EXERCISE DETAILS: Copy every entry precisely.

──────────

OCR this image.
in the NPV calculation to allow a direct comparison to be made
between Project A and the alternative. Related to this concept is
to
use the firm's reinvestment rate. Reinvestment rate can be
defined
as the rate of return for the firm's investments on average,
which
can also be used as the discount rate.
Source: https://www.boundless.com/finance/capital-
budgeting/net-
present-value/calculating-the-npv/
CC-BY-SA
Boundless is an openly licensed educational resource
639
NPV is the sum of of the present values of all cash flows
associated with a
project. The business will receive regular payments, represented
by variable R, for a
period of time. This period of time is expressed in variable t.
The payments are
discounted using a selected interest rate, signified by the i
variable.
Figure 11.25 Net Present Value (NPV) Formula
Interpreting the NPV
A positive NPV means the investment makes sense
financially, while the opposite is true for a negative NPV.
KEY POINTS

──────────

EXERCISE ANSWER:
OCR this image.
in the NPV calculation to allow a direct comparison to be made
between Project A and the alternative. Related to this concept is
to
use the firm's reinvestment rate. Reinvestment rate can be
defined
as the rate of return for the firm's investments on average,
which
can also be used as the discount rate.
Source: https://www.boundless.com/finance/capital-
budgeting/net-
present-value/calculating-the-npv/
CC-BY-SA
Boundless is an openly licensed educational resource
639
NPV is the sum of of the present values of all cash flows
associated with a
project. The business will receive regular payments, represented
by variable R, for a
period of time. This period of time is expressed in variable t.
The payments are
discounted using a selected interest rate, signified by the i
variable.
Figure 11.25 Net Present Value (NPV) Formula
Interpreting the NPV
A positive NPV means the investment makes sense
financially, while the opposite is true for a negative NPV.
KEY POINTS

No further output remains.